- Stated task -
Starting at the line that holds "Parse this screenshot: output", copy every line exactly through the end of the data, and no others.

Extracted records:
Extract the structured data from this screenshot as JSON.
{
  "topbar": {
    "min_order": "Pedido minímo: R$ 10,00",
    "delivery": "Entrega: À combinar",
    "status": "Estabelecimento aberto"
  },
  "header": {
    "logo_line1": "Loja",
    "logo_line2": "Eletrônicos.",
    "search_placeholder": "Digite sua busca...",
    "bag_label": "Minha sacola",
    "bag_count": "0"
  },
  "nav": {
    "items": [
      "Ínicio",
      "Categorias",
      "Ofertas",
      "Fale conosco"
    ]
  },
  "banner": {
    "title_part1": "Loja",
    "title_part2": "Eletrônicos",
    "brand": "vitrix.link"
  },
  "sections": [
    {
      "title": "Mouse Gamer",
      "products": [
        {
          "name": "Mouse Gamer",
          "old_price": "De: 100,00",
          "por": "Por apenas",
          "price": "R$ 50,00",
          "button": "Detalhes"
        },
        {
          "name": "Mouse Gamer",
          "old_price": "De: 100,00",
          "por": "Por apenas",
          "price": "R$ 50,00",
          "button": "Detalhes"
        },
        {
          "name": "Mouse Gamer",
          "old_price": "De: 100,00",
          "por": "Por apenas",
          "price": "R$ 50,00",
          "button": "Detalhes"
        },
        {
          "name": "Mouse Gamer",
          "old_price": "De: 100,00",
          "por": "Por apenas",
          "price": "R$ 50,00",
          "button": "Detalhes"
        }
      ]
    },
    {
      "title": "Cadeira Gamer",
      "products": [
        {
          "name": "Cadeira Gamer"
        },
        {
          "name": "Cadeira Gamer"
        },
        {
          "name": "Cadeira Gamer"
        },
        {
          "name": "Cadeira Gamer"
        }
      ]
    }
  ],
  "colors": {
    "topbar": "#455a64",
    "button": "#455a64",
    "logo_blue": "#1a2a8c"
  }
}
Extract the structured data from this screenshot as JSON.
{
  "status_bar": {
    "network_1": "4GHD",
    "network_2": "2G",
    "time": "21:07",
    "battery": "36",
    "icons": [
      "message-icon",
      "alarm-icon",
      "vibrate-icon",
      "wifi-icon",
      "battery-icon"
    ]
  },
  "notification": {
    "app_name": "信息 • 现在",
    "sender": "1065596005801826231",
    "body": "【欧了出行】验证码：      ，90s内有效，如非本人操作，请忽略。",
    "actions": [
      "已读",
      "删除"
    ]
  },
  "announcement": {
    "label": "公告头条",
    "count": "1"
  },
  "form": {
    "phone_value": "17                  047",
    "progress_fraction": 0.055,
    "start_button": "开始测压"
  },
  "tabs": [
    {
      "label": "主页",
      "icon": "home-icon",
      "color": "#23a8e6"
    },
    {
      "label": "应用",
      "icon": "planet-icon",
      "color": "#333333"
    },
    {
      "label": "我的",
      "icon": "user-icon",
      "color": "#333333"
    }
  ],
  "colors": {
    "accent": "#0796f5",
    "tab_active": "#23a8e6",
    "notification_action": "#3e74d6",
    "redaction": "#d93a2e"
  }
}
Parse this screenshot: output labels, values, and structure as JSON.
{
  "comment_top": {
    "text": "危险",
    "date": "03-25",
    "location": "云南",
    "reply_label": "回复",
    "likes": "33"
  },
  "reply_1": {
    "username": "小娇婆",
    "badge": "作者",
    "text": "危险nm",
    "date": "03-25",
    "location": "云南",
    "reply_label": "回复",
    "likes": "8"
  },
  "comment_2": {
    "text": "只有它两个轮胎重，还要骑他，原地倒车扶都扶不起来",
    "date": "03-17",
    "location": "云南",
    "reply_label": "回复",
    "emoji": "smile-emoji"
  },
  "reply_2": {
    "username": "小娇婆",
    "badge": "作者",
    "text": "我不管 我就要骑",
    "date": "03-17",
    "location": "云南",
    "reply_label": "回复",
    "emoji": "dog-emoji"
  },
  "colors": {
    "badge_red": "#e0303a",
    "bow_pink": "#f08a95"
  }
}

- Expected answer -
Parse this screenshot: output labels, values, and structure as JSON.
{
  "comment_top": {
    "text": "危险",
    "date": "03-25",
    "location": "云南",
    "reply_label": "回复",
    "likes": "33"
  },
  "reply_1": {
    "username": "小娇婆",
    "badge": "作者",
    "text": "危险nm",
    "date": "03-25",
    "location": "云南",
    "reply_label": "回复",
    "likes": "8"
  },
  "comment_2": {
    "text": "只有它两个轮胎重，还要骑他，原地倒车扶都扶不起来",
    "date": "03-17",
    "location": "云南",
    "reply_label": "回复",
    "emoji": "smile-emoji"
  },
  "reply_2": {
    "username": "小娇婆",
    "badge": "作者",
    "text": "我不管 我就要骑",
    "date": "03-17",
    "location": "云南",
    "reply_label": "回复",
    "emoji": "dog-emoji"
  },
  "colors": {
    "badge_red": "#e0303a",
    "bow_pink": "#f08a95"
  }
}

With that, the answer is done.